● **Page excerpt**:
--- begin ---

Supreme Court of Virginia
Jan 18, 1965
205 Va. 734 (Va. 1965)


41607 Record No. 5810.

January 18, 1965

Present, Eggleston, C.J., and Spratley, Buchanan, Snead, I'Anson and Carrico, JJ.

(1) Eminent Domain — Interrogatories — Disclosure of State's Appraisers and Valuations Not Compellable.

(2) Eminent Domain — Sales of Comparable Properties — Evidence of Allowed.

(3) Eminent Domain — Sale of Property Not Shown Comparable — Evidence of Excluded.

1. In condemnation proceedings brought by the Highway Commissioner the land-owners sought by interrogatories to learn the names and addresses of all persons who had appraise the property and the amount of each such appraisal. These interrogatories were properly quashed, because a landowner may not thus compel disclosure of values set by the Commissioner's appraisers or of records of the Commission.

--- end ---

● **To-do list**:
**a.** Answer these about the case excerpt:
(i) On what date was the case decided?
(ii) Which justice is listed as C.J.?
(iii) Who brought the condemnation proceedings?
**b.** Repeat word for word the passage of the case excerpt from "Supreme Court of" up to and including "Evidence of Allowed.".

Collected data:
--- begin ---

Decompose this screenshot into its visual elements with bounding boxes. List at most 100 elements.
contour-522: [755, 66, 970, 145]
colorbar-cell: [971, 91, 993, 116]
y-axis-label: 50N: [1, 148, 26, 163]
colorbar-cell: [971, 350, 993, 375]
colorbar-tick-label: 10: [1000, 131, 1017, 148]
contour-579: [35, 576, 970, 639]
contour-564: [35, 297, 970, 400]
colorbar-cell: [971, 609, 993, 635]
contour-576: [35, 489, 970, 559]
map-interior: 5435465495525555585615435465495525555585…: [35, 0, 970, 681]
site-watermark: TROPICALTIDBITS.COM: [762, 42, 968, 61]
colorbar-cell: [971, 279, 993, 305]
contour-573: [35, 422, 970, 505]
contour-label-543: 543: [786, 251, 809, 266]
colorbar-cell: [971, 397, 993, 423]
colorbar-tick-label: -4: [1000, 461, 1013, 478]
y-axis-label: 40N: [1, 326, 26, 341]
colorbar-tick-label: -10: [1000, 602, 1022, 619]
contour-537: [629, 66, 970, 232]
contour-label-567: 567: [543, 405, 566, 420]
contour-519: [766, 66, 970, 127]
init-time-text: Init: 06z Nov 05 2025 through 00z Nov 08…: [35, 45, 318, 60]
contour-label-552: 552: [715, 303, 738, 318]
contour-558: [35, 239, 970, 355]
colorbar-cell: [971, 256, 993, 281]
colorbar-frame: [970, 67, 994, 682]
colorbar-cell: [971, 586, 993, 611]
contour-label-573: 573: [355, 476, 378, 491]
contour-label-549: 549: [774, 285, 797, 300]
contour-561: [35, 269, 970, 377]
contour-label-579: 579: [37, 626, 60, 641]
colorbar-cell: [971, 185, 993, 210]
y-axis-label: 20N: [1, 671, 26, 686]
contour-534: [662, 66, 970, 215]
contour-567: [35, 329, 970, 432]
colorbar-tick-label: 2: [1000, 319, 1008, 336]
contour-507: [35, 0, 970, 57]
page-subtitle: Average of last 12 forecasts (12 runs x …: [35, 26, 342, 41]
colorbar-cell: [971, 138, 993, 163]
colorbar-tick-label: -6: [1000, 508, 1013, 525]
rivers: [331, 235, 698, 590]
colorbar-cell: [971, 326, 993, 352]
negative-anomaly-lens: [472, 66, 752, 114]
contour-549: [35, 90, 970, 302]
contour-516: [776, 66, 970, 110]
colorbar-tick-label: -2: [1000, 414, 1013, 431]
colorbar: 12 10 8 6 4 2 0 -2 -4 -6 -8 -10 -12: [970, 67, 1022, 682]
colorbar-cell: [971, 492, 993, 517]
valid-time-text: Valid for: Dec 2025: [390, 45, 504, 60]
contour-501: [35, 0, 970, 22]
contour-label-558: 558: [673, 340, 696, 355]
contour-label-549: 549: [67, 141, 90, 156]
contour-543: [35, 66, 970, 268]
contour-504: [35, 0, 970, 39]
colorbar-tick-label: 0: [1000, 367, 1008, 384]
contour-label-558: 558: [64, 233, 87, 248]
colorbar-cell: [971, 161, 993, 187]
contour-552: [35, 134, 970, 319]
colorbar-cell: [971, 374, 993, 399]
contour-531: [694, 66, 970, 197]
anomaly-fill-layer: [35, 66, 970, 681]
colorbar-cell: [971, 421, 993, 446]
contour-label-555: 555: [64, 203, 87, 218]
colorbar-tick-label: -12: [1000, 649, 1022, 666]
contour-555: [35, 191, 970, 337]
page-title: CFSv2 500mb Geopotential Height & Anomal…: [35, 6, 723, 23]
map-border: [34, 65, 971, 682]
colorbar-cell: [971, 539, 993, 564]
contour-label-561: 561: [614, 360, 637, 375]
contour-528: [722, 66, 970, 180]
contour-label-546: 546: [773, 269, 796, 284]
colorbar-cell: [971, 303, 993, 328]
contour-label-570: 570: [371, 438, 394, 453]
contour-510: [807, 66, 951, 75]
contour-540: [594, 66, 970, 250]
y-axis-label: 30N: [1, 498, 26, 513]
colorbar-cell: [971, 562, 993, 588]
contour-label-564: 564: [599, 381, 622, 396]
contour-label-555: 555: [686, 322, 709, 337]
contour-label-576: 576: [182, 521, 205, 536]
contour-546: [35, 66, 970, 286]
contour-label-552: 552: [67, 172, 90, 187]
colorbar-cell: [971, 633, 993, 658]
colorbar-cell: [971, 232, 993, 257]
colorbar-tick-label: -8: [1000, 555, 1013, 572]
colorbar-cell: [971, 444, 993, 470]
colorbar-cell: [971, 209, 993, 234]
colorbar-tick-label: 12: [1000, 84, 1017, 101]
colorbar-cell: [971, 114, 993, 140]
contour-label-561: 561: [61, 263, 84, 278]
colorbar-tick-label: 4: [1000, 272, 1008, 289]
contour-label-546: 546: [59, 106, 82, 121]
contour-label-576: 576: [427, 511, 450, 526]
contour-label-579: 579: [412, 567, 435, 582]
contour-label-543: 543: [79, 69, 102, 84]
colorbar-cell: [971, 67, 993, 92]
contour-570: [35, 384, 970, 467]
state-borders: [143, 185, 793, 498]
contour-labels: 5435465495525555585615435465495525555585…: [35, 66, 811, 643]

--- end ---

● **The replies**:
**a.**
(i) January 18, 1965
(ii) Eggleston
(iii) The Highway Commissioner

**b.**
Supreme Court of Virginia
Jan 18, 1965
205 Va. 734 (Va. 1965)


41607 Record No. 5810.

January 18, 1965

Present, Eggleston, C.J., and Spratley, Buchanan, Snead, I'Anson and Carrico, JJ.

(1) Eminent Domain — Interrogatories — Disclosure of State's Appraisers and Valuations Not Compellable.

(2) Eminent Domain — Sales of Comparable Properties — Evidence of Allowed.